Source records:
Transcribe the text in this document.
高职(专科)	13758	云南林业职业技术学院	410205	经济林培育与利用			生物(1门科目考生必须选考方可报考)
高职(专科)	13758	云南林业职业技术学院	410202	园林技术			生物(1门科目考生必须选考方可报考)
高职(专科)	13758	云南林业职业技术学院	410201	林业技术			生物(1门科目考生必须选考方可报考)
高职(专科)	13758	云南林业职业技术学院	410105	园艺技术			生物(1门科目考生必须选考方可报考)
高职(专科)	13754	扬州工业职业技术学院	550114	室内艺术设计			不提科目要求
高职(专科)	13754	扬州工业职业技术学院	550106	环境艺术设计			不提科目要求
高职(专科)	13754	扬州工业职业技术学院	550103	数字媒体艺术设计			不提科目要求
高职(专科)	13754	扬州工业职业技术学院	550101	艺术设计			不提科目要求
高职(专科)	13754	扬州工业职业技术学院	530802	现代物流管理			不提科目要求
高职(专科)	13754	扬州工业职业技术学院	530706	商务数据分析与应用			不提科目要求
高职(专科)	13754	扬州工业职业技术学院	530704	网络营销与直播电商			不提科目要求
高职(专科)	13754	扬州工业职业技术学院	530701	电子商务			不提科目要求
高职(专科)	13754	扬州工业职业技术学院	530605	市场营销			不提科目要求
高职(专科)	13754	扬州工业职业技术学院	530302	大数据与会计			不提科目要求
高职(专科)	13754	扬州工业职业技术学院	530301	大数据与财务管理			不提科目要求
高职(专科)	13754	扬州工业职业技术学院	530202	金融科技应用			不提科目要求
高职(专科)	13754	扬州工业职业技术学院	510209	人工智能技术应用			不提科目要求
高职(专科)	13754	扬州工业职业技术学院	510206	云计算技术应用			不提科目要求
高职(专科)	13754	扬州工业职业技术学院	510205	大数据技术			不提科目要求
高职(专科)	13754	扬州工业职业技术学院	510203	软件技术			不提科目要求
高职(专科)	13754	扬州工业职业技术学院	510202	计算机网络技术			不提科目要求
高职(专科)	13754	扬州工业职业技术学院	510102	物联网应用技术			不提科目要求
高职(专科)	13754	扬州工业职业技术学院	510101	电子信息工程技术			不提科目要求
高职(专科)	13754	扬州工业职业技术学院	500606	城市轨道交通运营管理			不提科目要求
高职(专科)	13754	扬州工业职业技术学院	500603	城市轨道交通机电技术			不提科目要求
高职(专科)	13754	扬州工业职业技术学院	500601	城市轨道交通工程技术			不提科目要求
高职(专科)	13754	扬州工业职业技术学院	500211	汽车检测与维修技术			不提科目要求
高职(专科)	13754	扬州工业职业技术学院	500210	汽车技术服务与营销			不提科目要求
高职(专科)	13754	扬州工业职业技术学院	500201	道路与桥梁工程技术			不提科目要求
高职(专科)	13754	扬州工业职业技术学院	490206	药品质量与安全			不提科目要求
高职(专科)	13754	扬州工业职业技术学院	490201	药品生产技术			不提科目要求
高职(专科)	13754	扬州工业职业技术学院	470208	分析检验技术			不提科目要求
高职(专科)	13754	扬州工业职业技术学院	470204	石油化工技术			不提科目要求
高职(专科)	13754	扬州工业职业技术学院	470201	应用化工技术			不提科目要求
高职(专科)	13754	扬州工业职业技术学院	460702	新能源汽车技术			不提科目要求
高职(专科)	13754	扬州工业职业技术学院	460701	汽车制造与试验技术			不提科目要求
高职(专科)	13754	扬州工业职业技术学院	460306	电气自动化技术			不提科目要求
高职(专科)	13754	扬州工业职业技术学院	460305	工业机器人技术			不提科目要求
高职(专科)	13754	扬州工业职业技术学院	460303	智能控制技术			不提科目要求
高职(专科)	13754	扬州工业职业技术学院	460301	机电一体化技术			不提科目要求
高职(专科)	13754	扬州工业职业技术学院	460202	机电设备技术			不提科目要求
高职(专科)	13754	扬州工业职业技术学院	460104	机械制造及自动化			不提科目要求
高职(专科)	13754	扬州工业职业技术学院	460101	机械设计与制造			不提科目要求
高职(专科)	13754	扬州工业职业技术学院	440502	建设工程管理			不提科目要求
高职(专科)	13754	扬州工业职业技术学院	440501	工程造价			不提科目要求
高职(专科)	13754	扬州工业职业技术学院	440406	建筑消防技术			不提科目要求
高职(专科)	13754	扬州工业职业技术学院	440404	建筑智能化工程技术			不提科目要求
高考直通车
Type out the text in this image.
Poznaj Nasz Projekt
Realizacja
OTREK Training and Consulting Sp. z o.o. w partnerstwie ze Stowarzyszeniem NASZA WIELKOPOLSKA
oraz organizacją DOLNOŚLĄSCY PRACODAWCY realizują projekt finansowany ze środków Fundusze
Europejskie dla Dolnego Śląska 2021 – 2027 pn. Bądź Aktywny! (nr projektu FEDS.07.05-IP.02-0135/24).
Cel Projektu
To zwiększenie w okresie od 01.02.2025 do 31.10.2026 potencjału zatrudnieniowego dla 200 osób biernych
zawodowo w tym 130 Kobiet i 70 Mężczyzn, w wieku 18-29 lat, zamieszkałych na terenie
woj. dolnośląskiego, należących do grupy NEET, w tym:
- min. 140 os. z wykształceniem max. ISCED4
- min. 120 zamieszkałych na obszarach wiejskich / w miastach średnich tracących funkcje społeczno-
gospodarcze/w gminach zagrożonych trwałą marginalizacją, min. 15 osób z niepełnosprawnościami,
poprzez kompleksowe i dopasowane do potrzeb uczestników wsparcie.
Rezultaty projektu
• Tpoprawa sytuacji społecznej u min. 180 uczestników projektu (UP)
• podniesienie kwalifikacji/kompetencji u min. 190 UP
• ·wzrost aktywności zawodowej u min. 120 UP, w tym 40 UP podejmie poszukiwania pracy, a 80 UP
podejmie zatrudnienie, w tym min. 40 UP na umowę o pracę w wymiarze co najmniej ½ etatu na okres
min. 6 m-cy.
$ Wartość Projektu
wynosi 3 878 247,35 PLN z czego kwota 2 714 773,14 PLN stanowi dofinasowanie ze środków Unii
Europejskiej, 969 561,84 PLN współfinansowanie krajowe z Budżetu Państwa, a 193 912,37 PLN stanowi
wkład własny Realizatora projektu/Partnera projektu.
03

Set exercise: Find all lines holding the string "uczestników" and copy them.

Task response:
poprzez kompleksowe i dopasowane do potrzeb uczestników wsparcie.
• Tpoprawa sytuacji społecznej u min. 180 uczestników projektu (UP)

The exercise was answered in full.